╭─ Working data

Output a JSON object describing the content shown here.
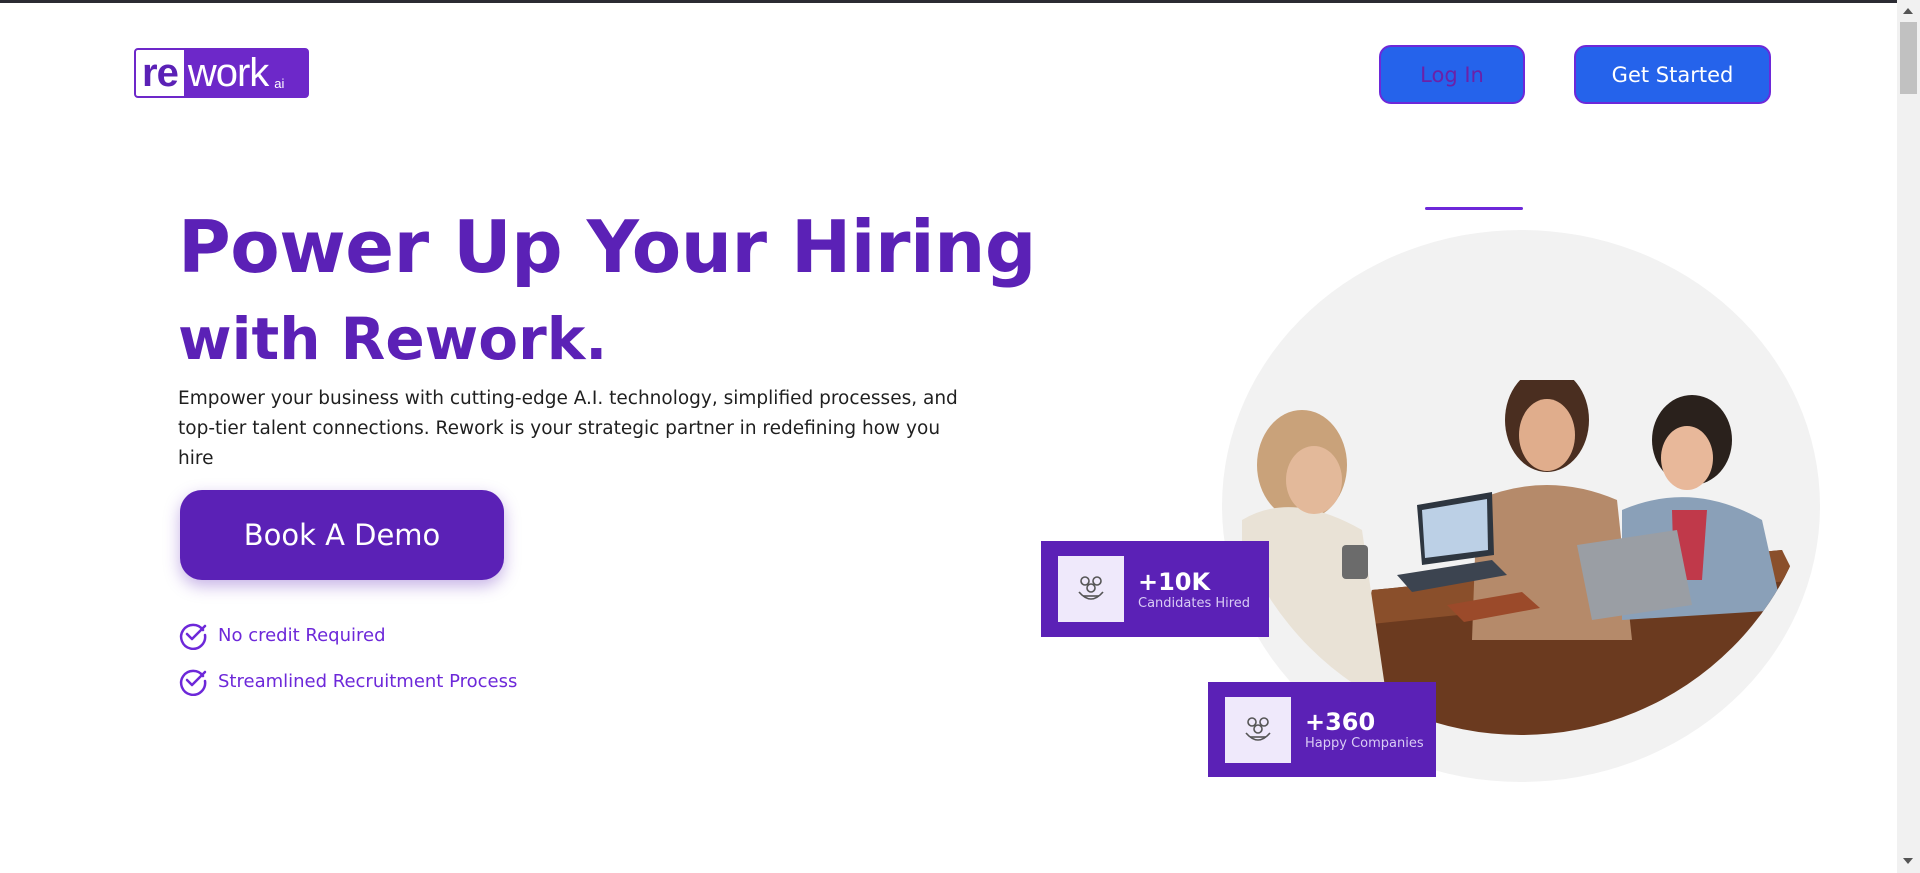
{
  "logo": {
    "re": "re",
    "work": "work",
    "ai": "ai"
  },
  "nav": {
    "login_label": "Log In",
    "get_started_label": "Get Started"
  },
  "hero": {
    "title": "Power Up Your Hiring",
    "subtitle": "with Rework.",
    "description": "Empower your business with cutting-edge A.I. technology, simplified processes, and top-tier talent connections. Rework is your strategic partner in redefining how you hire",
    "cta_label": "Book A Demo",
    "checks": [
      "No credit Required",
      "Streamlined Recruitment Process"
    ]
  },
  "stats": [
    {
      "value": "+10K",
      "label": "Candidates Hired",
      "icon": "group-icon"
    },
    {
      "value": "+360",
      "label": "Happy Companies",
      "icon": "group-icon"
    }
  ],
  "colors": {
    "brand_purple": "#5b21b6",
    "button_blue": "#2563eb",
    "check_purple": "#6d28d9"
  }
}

╰─
╭─ Working data

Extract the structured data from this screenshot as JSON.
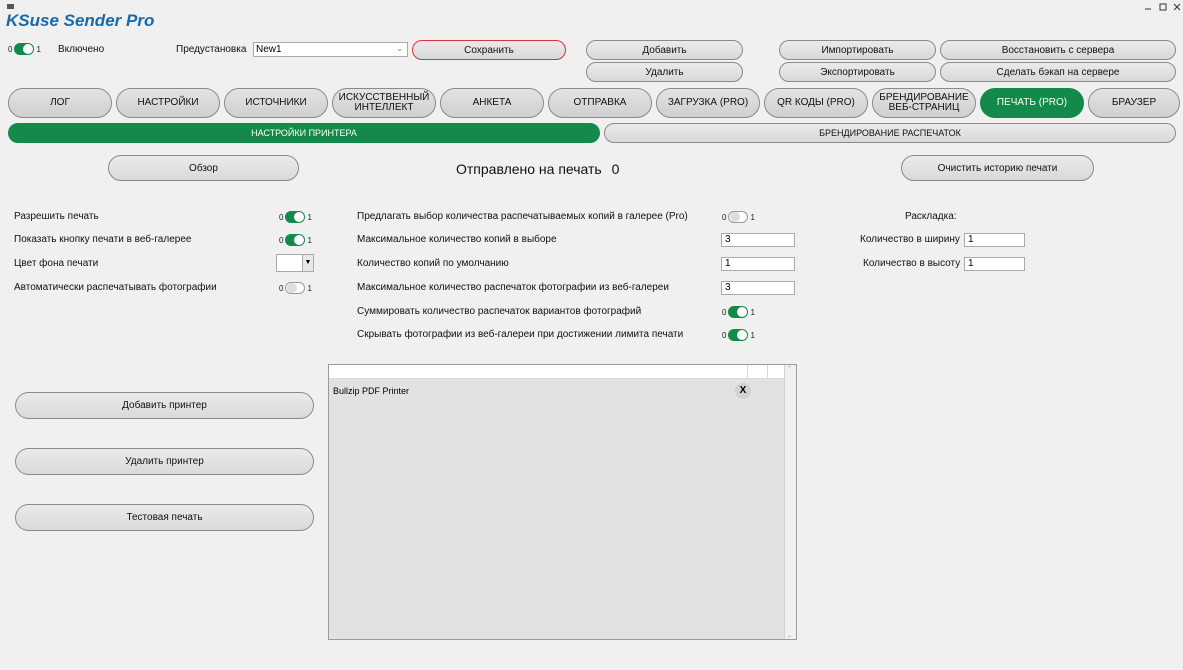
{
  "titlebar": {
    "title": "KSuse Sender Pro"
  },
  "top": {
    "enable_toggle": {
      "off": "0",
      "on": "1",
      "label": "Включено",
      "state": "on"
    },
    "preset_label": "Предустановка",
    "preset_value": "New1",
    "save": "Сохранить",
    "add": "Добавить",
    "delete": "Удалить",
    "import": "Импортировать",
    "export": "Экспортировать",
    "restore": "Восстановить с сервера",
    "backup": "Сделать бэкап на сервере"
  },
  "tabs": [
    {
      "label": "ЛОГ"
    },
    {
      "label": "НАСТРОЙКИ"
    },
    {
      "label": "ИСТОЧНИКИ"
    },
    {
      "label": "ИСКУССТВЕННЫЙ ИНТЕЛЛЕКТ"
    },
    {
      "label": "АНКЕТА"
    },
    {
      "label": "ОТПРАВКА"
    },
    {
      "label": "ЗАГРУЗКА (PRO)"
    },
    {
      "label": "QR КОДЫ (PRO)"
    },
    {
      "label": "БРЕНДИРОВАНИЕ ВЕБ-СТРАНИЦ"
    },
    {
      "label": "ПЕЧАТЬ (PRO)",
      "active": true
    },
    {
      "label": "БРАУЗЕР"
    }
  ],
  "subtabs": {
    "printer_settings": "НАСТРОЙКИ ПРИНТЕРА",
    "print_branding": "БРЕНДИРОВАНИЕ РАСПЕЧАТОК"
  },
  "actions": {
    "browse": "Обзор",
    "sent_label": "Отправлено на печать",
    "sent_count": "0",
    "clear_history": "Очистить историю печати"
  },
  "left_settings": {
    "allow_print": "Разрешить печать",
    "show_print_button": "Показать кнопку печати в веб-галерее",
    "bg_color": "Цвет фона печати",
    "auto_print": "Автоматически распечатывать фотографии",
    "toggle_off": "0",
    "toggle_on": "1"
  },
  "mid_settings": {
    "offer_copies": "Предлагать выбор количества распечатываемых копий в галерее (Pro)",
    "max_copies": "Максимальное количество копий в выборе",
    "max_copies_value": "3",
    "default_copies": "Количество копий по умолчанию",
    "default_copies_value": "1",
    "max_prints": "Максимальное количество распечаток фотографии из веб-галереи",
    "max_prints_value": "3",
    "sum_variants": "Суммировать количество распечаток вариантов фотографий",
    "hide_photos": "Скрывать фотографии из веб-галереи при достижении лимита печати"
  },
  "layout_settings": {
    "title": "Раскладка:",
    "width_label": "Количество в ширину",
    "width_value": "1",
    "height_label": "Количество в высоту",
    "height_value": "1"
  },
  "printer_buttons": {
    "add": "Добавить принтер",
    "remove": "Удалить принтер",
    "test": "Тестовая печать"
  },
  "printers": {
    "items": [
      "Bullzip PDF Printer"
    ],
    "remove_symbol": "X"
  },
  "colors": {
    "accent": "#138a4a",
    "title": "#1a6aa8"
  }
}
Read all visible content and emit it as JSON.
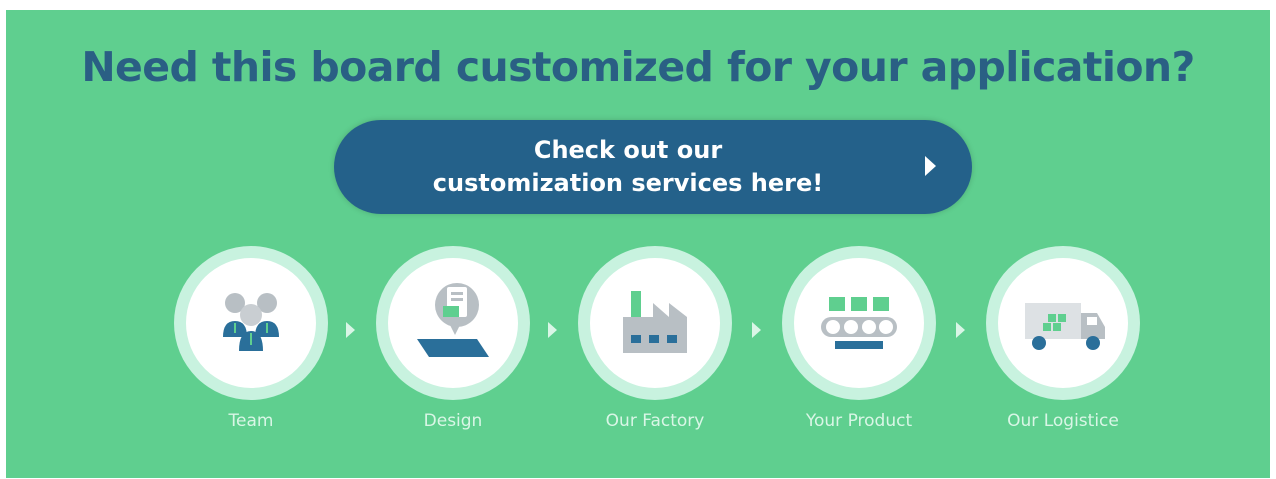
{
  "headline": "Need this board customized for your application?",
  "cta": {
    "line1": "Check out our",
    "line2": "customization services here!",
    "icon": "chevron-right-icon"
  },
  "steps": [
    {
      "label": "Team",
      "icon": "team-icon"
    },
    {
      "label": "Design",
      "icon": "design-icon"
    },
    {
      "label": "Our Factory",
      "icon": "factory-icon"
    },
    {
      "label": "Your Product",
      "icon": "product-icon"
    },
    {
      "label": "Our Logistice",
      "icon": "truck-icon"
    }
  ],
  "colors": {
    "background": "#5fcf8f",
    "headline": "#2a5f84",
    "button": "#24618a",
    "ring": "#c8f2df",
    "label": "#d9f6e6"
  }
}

╰─

● Written task
Your task is to list each line of the records with the word "icon".

● Solution below
      "icon": "group-icon"
      "icon": "group-icon"
    "icon": "chevron-right-icon"
      "icon": "team-icon"
      "icon": "design-icon"
      "icon": "factory-icon"
      "icon": "product-icon"
      "icon": "truck-icon"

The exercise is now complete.